--- Brief ---
Set down the material once more, exactly as it appears.

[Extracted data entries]
________________________________________
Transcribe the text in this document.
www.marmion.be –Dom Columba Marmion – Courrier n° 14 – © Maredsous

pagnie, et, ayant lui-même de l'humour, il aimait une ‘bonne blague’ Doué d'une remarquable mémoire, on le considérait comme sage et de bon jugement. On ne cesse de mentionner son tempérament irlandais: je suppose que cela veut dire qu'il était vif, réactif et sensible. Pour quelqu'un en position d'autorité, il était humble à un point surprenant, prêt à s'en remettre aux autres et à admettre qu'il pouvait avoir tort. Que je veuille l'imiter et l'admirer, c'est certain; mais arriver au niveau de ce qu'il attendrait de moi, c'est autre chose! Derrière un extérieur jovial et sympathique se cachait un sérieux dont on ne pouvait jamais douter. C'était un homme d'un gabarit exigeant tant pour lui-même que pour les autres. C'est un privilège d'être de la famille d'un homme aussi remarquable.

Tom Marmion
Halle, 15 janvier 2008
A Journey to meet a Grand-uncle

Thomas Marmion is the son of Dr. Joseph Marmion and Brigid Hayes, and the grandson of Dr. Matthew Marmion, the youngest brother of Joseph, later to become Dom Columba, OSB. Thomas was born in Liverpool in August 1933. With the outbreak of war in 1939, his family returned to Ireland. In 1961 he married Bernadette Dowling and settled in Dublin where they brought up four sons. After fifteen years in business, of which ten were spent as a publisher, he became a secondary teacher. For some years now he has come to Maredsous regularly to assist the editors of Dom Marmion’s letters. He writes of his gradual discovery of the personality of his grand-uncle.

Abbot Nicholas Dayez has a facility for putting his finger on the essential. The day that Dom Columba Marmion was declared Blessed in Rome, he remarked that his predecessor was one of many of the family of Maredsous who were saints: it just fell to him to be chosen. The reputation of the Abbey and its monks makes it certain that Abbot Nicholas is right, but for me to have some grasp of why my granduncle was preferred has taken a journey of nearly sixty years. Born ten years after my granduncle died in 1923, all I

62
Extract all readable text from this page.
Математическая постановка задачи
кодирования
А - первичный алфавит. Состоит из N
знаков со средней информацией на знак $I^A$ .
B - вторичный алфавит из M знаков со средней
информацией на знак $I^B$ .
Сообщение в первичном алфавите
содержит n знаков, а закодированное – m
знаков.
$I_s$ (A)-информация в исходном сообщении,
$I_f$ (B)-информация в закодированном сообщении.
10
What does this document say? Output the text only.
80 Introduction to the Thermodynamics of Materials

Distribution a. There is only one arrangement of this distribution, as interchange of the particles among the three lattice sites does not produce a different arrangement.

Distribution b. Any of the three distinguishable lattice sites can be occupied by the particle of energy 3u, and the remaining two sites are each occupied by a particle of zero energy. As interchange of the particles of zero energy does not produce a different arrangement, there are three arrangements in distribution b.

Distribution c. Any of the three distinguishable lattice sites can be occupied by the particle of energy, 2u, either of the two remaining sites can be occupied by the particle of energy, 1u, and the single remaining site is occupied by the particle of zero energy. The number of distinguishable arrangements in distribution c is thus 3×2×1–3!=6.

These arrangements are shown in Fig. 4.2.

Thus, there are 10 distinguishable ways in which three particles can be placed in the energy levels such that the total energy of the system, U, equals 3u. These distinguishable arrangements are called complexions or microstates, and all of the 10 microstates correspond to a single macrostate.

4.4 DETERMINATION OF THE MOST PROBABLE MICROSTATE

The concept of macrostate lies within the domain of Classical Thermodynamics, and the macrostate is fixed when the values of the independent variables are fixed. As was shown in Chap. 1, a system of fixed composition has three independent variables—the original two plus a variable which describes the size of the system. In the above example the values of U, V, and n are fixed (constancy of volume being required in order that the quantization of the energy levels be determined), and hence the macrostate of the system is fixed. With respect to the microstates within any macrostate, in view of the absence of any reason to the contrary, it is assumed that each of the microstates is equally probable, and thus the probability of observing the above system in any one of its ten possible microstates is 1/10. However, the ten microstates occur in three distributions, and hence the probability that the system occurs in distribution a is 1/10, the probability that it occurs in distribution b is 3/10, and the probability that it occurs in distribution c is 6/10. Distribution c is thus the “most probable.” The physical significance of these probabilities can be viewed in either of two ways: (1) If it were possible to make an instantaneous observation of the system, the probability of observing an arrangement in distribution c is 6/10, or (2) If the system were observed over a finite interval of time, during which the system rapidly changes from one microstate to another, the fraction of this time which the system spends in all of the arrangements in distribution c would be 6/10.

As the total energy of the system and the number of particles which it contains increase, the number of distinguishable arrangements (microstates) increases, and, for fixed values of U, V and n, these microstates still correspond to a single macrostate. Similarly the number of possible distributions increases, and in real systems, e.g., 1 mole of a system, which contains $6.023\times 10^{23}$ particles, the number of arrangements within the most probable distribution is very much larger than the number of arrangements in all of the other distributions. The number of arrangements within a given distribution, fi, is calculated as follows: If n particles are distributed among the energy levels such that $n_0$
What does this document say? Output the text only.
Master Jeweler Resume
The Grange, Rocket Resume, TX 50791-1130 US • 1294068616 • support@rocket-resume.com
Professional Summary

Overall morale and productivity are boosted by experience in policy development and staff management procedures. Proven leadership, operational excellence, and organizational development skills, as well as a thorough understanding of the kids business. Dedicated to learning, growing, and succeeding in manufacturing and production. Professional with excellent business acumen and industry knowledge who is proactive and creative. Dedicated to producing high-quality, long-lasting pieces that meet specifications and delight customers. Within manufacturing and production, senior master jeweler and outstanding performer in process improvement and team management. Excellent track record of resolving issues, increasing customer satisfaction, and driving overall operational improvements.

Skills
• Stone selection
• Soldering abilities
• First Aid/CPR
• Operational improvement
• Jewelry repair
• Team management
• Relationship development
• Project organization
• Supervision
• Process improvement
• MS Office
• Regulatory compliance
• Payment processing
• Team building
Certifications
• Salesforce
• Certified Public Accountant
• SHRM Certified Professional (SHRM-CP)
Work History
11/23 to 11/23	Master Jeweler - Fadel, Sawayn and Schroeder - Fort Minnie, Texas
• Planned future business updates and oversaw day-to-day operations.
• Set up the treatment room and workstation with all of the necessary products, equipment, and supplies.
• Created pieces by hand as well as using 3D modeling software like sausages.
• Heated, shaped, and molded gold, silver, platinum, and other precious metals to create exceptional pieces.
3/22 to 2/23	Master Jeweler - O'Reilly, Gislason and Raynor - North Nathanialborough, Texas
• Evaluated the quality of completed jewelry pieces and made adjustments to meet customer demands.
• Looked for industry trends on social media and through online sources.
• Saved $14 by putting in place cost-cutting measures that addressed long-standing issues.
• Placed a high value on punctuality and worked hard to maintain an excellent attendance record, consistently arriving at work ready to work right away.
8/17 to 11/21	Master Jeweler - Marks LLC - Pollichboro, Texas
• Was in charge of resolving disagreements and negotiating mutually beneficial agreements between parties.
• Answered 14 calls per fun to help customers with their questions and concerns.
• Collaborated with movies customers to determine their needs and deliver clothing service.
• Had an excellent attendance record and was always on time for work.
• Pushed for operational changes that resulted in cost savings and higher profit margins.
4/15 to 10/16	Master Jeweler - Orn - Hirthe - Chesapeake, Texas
________________________________________
--- Response ---
Transcribe the text in this document.
www.marmion.be –Dom Columba Marmion – Courrier n° 14 – © Maredsous

pagnie, et, ayant lui-même de l'humour, il aimait une ‘bonne blague’ Doué d'une remarquable mémoire, on le considérait comme sage et de bon jugement. On ne cesse de mentionner son tempérament irlandais: je suppose que cela veut dire qu'il était vif, réactif et sensible. Pour quelqu'un en position d'autorité, il était humble à un point surprenant, prêt à s'en remettre aux autres et à admettre qu'il pouvait avoir tort. Que je veuille l'imiter et l'admirer, c'est certain; mais arriver au niveau de ce qu'il attendrait de moi, c'est autre chose! Derrière un extérieur jovial et sympathique se cachait un sérieux dont on ne pouvait jamais douter. C'était un homme d'un gabarit exigeant tant pour lui-même que pour les autres. C'est un privilège d'être de la famille d'un homme aussi remarquable.

Tom Marmion
Halle, 15 janvier 2008
A Journey to meet a Grand-uncle

Thomas Marmion is the son of Dr. Joseph Marmion and Brigid Hayes, and the grandson of Dr. Matthew Marmion, the youngest brother of Joseph, later to become Dom Columba, OSB. Thomas was born in Liverpool in August 1933. With the outbreak of war in 1939, his family returned to Ireland. In 1961 he married Bernadette Dowling and settled in Dublin where they brought up four sons. After fifteen years in business, of which ten were spent as a publisher, he became a secondary teacher. For some years now he has come to Maredsous regularly to assist the editors of Dom Marmion’s letters. He writes of his gradual discovery of the personality of his grand-uncle.

Abbot Nicholas Dayez has a facility for putting his finger on the essential. The day that Dom Columba Marmion was declared Blessed in Rome, he remarked that his predecessor was one of many of the family of Maredsous who were saints: it just fell to him to be chosen. The reputation of the Abbey and its monks makes it certain that Abbot Nicholas is right, but for me to have some grasp of why my granduncle was preferred has taken a journey of nearly sixty years. Born ten years after my granduncle died in 1923, all I

62
Extract all readable text from this page.
Математическая постановка задачи
кодирования
А - первичный алфавит. Состоит из N
знаков со средней информацией на знак $I^A$ .
B - вторичный алфавит из M знаков со средней
информацией на знак $I^B$ .
Сообщение в первичном алфавите
содержит n знаков, а закодированное – m
знаков.
$I_s$ (A)-информация в исходном сообщении,
$I_f$ (B)-информация в закодированном сообщении.
10
What does this document say? Output the text only.
80 Introduction to the Thermodynamics of Materials

Distribution a. There is only one arrangement of this distribution, as interchange of the particles among the three lattice sites does not produce a different arrangement.

Distribution b. Any of the three distinguishable lattice sites can be occupied by the particle of energy 3u, and the remaining two sites are each occupied by a particle of zero energy. As interchange of the particles of zero energy does not produce a different arrangement, there are three arrangements in distribution b.

Distribution c. Any of the three distinguishable lattice sites can be occupied by the particle of energy, 2u, either of the two remaining sites can be occupied by the particle of energy, 1u, and the single remaining site is occupied by the particle of zero energy. The number of distinguishable arrangements in distribution c is thus 3×2×1–3!=6.

These arrangements are shown in Fig. 4.2.

Thus, there are 10 distinguishable ways in which three particles can be placed in the energy levels such that the total energy of the system, U, equals 3u. These distinguishable arrangements are called complexions or microstates, and all of the 10 microstates correspond to a single macrostate.

4.4 DETERMINATION OF THE MOST PROBABLE MICROSTATE

The concept of macrostate lies within the domain of Classical Thermodynamics, and the macrostate is fixed when the values of the independent variables are fixed. As was shown in Chap. 1, a system of fixed composition has three independent variables—the original two plus a variable which describes the size of the system. In the above example the values of U, V, and n are fixed (constancy of volume being required in order that the quantization of the energy levels be determined), and hence the macrostate of the system is fixed. With respect to the microstates within any macrostate, in view of the absence of any reason to the contrary, it is assumed that each of the microstates is equally probable, and thus the probability of observing the above system in any one of its ten possible microstates is 1/10. However, the ten microstates occur in three distributions, and hence the probability that the system occurs in distribution a is 1/10, the probability that it occurs in distribution b is 3/10, and the probability that it occurs in distribution c is 6/10. Distribution c is thus the “most probable.” The physical significance of these probabilities can be viewed in either of two ways: (1) If it were possible to make an instantaneous observation of the system, the probability of observing an arrangement in distribution c is 6/10, or (2) If the system were observed over a finite interval of time, during which the system rapidly changes from one microstate to another, the fraction of this time which the system spends in all of the arrangements in distribution c would be 6/10.

As the total energy of the system and the number of particles which it contains increase, the number of distinguishable arrangements (microstates) increases, and, for fixed values of U, V and n, these microstates still correspond to a single macrostate. Similarly the number of possible distributions increases, and in real systems, e.g., 1 mole of a system, which contains $6.023\times 10^{23}$ particles, the number of arrangements within the most probable distribution is very much larger than the number of arrangements in all of the other distributions. The number of arrangements within a given distribution, fi, is calculated as follows: If n particles are distributed among the energy levels such that $n_0$
What does this document say? Output the text only.
Master Jeweler Resume
The Grange, Rocket Resume, TX 50791-1130 US • 1294068616 • support@rocket-resume.com
Professional Summary

Overall morale and productivity are boosted by experience in policy development and staff management procedures. Proven leadership, operational excellence, and organizational development skills, as well as a thorough understanding of the kids business. Dedicated to learning, growing, and succeeding in manufacturing and production. Professional with excellent business acumen and industry knowledge who is proactive and creative. Dedicated to producing high-quality, long-lasting pieces that meet specifications and delight customers. Within manufacturing and production, senior master jeweler and outstanding performer in process improvement and team management. Excellent track record of resolving issues, increasing customer satisfaction, and driving overall operational improvements.

Skills
• Stone selection
• Soldering abilities
• First Aid/CPR
• Operational improvement
• Jewelry repair
• Team management
• Relationship development
• Project organization
• Supervision
• Process improvement
• MS Office
• Regulatory compliance
• Payment processing
• Team building
Certifications
• Salesforce
• Certified Public Accountant
• SHRM Certified Professional (SHRM-CP)
Work History
11/23 to 11/23	Master Jeweler - Fadel, Sawayn and Schroeder - Fort Minnie, Texas
• Planned future business updates and oversaw day-to-day operations.
• Set up the treatment room and workstation with all of the necessary products, equipment, and supplies.
• Created pieces by hand as well as using 3D modeling software like sausages.
• Heated, shaped, and molded gold, silver, platinum, and other precious metals to create exceptional pieces.
3/22 to 2/23	Master Jeweler - O'Reilly, Gislason and Raynor - North Nathanialborough, Texas
• Evaluated the quality of completed jewelry pieces and made adjustments to meet customer demands.
• Looked for industry trends on social media and through online sources.
• Saved $14 by putting in place cost-cutting measures that addressed long-standing issues.
• Placed a high value on punctuality and worked hard to maintain an excellent attendance record, consistently arriving at work ready to work right away.
8/17 to 11/21	Master Jeweler - Marks LLC - Pollichboro, Texas
• Was in charge of resolving disagreements and negotiating mutually beneficial agreements between parties.
• Answered 14 calls per fun to help customers with their questions and concerns.
• Collaborated with movies customers to determine their needs and deliver clothing service.
• Had an excellent attendance record and was always on time for work.
• Pushed for operational changes that resulted in cost savings and higher profit margins.
4/15 to 10/16	Master Jeweler - Orn - Hirthe - Chesapeake, Texas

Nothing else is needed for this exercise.